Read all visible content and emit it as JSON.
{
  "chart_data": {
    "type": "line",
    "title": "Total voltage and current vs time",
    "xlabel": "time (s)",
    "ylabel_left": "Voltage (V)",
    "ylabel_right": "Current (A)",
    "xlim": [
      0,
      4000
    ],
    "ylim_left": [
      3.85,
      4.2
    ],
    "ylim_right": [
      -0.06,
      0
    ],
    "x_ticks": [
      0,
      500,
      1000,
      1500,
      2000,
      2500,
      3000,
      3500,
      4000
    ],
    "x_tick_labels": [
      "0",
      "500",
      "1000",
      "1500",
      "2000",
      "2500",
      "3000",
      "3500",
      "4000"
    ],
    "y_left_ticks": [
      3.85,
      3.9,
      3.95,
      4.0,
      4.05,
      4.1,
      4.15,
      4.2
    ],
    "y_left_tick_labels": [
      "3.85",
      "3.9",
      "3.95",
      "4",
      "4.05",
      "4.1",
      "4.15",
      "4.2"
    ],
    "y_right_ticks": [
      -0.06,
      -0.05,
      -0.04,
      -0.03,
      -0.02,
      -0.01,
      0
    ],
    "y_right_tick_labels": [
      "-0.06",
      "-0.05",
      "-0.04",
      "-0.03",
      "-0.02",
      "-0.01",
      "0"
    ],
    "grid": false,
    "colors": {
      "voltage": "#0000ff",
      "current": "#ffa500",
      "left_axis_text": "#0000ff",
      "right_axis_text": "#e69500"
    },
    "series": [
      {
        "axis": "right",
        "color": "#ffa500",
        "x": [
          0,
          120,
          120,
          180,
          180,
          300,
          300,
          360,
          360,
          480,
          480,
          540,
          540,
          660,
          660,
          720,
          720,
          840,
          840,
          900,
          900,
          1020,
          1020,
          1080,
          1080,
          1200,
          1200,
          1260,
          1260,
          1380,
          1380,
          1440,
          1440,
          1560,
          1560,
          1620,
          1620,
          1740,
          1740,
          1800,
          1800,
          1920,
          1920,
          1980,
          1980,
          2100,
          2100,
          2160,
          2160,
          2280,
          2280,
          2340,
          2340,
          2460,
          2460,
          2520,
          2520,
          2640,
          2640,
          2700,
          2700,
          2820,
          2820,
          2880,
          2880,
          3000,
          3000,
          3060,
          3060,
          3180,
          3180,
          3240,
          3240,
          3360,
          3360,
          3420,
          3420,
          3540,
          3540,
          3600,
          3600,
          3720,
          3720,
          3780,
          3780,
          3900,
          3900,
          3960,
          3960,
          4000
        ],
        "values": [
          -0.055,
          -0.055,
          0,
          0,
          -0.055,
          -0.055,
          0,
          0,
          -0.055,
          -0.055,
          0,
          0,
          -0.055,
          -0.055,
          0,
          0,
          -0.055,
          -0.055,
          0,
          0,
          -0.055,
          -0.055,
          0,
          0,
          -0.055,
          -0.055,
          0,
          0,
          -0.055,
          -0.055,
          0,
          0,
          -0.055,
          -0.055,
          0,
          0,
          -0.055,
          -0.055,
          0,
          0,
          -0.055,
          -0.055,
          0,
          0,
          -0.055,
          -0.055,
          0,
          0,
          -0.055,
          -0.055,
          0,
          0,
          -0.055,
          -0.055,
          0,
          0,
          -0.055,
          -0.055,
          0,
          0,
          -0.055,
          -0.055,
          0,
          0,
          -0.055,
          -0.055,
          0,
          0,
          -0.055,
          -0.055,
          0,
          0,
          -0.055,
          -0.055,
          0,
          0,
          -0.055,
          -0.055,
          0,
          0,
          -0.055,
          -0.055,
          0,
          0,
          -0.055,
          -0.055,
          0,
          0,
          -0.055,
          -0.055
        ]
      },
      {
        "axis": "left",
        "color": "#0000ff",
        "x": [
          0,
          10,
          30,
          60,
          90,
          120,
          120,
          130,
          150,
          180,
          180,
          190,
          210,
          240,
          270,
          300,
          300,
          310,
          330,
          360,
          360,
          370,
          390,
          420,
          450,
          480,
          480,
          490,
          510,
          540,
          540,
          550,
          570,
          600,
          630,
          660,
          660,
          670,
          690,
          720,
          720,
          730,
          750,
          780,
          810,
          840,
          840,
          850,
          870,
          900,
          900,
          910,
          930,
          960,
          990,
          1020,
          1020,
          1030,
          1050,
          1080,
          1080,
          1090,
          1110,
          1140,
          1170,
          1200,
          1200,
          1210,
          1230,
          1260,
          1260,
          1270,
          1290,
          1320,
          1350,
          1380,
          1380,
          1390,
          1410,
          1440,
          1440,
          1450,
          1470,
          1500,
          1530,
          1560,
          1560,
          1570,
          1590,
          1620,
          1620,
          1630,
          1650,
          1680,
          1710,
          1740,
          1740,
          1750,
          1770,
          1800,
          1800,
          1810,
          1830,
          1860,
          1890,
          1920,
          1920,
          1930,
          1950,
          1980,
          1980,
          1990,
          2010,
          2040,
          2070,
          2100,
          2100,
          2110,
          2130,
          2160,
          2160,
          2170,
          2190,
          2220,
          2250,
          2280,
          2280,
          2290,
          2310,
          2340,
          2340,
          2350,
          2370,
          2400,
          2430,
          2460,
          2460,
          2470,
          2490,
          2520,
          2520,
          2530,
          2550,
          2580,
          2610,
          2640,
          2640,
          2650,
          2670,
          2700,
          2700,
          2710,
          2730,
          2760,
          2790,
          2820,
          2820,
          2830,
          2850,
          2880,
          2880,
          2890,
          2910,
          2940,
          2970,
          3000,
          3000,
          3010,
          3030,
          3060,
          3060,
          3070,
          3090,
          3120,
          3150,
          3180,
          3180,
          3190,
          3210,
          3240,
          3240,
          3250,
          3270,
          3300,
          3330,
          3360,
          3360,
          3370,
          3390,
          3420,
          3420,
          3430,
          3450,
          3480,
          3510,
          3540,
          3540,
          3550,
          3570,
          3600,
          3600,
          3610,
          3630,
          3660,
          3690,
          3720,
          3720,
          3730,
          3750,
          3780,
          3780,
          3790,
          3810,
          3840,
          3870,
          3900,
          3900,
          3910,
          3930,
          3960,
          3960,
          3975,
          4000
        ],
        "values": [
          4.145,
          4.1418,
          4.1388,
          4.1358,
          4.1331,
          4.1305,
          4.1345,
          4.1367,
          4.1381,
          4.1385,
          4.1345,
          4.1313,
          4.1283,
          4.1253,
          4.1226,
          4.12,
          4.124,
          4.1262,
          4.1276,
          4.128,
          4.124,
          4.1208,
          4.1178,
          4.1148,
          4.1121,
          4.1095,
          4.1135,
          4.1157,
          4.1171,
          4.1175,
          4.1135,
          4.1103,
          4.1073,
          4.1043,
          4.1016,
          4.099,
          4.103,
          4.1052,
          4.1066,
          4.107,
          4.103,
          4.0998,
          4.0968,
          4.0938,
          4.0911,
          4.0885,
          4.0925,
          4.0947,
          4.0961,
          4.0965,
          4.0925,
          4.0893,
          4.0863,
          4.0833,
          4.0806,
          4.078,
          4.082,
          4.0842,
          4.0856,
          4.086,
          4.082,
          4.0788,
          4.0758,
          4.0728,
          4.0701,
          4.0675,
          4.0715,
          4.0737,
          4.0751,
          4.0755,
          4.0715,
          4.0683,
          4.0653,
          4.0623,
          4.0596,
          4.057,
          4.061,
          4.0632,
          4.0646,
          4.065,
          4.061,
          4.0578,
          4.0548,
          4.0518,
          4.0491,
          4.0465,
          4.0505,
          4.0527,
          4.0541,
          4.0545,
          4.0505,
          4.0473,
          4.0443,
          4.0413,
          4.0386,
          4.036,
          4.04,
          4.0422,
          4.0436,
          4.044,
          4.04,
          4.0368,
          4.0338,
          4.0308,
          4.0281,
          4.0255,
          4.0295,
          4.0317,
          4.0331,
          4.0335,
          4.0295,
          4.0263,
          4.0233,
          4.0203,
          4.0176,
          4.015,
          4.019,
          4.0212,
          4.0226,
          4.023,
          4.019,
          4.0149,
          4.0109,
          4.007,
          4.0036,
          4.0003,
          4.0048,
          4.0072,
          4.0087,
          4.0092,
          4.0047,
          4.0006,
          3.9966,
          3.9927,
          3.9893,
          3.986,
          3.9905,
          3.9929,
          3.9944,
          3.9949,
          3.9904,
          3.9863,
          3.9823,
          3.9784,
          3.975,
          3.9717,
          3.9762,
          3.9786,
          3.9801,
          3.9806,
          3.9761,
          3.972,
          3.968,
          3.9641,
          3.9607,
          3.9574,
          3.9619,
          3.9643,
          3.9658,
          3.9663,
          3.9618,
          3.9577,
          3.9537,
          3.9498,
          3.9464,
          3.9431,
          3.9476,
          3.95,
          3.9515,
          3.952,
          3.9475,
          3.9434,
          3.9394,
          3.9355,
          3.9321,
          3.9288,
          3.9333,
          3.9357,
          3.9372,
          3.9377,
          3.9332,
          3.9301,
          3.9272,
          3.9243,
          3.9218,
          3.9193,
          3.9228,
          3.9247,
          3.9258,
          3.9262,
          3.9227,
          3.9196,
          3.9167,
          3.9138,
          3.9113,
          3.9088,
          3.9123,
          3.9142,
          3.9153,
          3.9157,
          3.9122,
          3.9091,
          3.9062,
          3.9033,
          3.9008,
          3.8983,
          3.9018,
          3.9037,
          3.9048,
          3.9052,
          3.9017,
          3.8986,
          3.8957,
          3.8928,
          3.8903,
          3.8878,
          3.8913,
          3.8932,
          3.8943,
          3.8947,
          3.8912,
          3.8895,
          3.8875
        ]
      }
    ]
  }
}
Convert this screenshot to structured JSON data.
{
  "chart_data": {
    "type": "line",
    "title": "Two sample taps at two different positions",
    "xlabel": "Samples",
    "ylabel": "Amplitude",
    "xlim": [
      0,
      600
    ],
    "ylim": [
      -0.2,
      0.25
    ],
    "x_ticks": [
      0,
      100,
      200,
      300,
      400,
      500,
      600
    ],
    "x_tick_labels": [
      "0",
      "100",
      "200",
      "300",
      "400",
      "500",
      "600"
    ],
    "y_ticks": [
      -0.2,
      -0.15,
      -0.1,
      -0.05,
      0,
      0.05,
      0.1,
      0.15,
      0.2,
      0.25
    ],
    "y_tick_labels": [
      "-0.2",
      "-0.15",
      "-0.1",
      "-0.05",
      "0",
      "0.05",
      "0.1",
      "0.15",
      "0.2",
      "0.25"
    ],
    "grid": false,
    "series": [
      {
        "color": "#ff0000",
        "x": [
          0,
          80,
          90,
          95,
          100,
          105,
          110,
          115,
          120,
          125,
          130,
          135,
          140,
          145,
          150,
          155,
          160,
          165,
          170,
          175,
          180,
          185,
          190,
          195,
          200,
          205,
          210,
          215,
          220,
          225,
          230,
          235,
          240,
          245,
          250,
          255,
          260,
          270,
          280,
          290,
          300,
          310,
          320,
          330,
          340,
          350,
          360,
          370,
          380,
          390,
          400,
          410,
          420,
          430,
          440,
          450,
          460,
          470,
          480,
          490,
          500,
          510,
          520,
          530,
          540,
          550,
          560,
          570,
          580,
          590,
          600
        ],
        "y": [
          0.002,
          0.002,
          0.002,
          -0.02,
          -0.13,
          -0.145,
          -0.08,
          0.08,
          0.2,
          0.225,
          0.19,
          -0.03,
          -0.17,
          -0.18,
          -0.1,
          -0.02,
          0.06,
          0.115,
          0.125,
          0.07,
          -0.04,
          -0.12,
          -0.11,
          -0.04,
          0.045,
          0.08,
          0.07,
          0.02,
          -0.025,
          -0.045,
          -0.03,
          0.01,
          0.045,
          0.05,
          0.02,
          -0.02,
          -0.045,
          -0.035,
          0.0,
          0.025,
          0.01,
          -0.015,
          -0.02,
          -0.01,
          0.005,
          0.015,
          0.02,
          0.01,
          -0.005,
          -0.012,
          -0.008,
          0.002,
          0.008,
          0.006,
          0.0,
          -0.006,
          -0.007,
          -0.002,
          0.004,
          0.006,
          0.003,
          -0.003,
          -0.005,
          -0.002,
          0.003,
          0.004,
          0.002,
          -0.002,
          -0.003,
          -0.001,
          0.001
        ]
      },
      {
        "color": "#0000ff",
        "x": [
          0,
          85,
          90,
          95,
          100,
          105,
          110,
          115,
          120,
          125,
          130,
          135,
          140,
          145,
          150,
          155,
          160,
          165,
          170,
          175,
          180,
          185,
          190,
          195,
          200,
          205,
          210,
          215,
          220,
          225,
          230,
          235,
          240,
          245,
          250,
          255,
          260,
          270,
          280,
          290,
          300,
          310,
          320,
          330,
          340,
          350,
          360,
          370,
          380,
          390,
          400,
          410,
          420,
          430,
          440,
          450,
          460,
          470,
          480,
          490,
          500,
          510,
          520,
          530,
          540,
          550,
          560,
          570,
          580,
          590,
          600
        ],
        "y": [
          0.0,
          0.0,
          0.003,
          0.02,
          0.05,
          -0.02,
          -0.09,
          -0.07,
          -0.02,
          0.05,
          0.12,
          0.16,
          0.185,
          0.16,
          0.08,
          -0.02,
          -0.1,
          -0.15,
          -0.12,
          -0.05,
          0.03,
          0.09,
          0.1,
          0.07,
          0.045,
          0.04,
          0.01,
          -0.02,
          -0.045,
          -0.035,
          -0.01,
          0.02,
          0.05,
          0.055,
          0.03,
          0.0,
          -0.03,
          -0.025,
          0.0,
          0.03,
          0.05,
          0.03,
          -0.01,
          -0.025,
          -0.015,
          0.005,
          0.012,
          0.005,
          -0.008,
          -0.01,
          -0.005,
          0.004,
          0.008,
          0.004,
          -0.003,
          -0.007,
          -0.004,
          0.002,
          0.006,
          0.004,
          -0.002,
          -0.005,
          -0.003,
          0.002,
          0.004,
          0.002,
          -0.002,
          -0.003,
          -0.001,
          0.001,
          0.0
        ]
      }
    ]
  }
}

★ ★ ★ ★ ★

- Exercise details -
Report only the number of lines in the listing that contain the word "JSON".

- Exercise solution -
2